__What you need to do__.
Write out the entries, please, from the line containing "Read all visible" through their final line, exactly and with nothing else.

Structured figure records

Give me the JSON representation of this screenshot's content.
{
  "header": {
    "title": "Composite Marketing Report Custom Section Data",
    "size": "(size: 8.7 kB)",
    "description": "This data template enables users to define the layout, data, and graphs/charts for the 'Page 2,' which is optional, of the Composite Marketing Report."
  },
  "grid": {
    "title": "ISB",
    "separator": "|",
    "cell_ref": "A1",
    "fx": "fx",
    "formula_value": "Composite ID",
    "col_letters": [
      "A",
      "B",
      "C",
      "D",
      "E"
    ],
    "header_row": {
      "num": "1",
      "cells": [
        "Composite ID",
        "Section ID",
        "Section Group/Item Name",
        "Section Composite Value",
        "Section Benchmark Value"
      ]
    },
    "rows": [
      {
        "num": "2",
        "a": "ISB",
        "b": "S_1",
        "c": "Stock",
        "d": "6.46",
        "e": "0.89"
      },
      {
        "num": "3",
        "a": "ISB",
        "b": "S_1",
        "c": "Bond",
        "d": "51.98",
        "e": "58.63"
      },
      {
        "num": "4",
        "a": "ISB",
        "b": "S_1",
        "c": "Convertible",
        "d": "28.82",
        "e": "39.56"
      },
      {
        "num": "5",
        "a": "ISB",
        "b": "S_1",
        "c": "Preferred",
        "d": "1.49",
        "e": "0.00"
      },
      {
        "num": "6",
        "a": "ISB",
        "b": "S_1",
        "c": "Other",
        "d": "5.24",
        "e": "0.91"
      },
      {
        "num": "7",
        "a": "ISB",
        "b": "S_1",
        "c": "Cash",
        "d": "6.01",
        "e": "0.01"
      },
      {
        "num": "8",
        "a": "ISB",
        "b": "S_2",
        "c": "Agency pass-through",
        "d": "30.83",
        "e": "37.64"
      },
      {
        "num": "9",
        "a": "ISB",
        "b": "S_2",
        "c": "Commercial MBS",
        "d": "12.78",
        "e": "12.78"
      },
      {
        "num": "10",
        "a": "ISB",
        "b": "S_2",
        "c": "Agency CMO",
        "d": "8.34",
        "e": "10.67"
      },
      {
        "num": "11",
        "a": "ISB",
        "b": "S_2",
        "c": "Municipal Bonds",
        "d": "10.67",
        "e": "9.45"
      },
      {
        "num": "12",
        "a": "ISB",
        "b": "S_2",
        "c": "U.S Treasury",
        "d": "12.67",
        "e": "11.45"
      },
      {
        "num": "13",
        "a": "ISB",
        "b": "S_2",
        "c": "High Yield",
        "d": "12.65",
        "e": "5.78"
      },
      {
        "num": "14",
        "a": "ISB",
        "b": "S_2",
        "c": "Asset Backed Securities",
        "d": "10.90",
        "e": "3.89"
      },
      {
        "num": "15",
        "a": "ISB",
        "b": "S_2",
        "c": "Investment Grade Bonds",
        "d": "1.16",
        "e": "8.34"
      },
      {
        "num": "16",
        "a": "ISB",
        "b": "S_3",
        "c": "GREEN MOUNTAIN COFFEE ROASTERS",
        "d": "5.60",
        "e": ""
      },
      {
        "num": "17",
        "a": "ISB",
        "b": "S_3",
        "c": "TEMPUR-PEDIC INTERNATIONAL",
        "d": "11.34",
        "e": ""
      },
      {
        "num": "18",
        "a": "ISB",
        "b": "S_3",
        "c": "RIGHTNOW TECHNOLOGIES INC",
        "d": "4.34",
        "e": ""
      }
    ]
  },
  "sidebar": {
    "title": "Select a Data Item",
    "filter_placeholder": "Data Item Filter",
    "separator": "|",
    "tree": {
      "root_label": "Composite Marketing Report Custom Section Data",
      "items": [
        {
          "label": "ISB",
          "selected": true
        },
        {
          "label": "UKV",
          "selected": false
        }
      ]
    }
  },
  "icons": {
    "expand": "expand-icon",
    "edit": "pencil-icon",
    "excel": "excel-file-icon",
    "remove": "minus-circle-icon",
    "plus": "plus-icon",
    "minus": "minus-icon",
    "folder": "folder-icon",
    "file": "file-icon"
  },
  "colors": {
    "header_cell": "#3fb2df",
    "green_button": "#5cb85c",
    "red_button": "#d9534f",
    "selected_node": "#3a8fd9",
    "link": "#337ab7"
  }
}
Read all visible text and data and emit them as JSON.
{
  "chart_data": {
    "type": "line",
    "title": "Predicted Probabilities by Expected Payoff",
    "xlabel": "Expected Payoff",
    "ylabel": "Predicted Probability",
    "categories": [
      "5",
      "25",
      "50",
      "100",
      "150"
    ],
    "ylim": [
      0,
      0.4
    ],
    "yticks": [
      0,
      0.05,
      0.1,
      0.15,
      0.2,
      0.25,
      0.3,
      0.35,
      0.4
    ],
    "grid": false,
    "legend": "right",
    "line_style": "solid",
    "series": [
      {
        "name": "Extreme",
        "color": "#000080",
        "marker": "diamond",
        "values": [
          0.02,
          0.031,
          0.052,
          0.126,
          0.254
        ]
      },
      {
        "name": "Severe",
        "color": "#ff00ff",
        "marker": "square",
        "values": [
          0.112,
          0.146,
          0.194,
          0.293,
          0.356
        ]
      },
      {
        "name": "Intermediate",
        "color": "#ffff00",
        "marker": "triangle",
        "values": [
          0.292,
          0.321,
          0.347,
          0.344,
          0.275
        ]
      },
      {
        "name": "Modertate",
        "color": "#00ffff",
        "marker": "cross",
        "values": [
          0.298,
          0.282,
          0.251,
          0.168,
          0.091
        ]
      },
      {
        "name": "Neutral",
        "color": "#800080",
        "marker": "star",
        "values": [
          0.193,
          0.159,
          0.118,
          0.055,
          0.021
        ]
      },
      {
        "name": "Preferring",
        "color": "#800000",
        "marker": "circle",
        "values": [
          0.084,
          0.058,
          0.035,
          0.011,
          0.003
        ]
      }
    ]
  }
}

__Expected answer__.
Read all visible text and data and emit them as JSON.
{
  "chart_data": {
    "type": "line",
    "title": "Predicted Probabilities by Expected Payoff",
    "xlabel": "Expected Payoff",
    "ylabel": "Predicted Probability",
    "categories": [
      "5",
      "25",
      "50",
      "100",
      "150"
    ],
    "ylim": [
      0,
      0.4
    ],
    "yticks": [
      0,
      0.05,
      0.1,
      0.15,
      0.2,
      0.25,
      0.3,
      0.35,
      0.4
    ],
    "grid": false,
    "legend": "right",
    "line_style": "solid",
    "series": [
      {
        "name": "Extreme",
        "color": "#000080",
        "marker": "diamond",
        "values": [
          0.02,
          0.031,
          0.052,
          0.126,
          0.254
        ]
      },
      {
        "name": "Severe",
        "color": "#ff00ff",
        "marker": "square",
        "values": [
          0.112,
          0.146,
          0.194,
          0.293,
          0.356
        ]
      },
      {
        "name": "Intermediate",
        "color": "#ffff00",
        "marker": "triangle",
        "values": [
          0.292,
          0.321,
          0.347,
          0.344,
          0.275
        ]
      },
      {
        "name": "Modertate",
        "color": "#00ffff",
        "marker": "cross",
        "values": [
          0.298,
          0.282,
          0.251,
          0.168,
          0.091
        ]
      },
      {
        "name": "Neutral",
        "color": "#800080",
        "marker": "star",
        "values": [
          0.193,
          0.159,
          0.118,
          0.055,
          0.021
        ]
      },
      {
        "name": "Preferring",
        "color": "#800000",
        "marker": "circle",
        "values": [
          0.084,
          0.058,
          0.035,
          0.011,
          0.003
        ]
      }
    ]
  }
}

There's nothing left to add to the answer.